What the exercise asks:
Gather all lines in the data that hold the string "Allevamenti".

Input for this task:
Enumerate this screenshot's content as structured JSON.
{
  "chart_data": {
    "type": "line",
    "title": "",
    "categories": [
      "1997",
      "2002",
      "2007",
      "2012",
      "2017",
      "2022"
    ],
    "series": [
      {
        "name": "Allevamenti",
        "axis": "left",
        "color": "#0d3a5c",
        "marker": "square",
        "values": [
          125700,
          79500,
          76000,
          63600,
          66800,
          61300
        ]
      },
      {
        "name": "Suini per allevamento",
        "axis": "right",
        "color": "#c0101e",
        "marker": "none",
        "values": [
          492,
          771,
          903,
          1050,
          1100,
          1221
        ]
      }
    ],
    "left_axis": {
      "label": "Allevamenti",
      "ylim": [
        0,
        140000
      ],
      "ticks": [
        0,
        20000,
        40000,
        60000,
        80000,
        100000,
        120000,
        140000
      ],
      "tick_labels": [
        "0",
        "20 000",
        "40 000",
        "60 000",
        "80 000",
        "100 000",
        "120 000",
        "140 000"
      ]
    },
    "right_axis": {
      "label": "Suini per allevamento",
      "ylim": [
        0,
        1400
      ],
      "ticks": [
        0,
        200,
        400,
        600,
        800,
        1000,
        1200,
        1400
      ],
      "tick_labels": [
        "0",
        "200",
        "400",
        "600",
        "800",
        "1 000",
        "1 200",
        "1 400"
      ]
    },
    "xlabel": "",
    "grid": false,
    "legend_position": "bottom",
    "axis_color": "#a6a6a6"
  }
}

Complete response:
        "name": "Allevamenti",
      "label": "Allevamenti",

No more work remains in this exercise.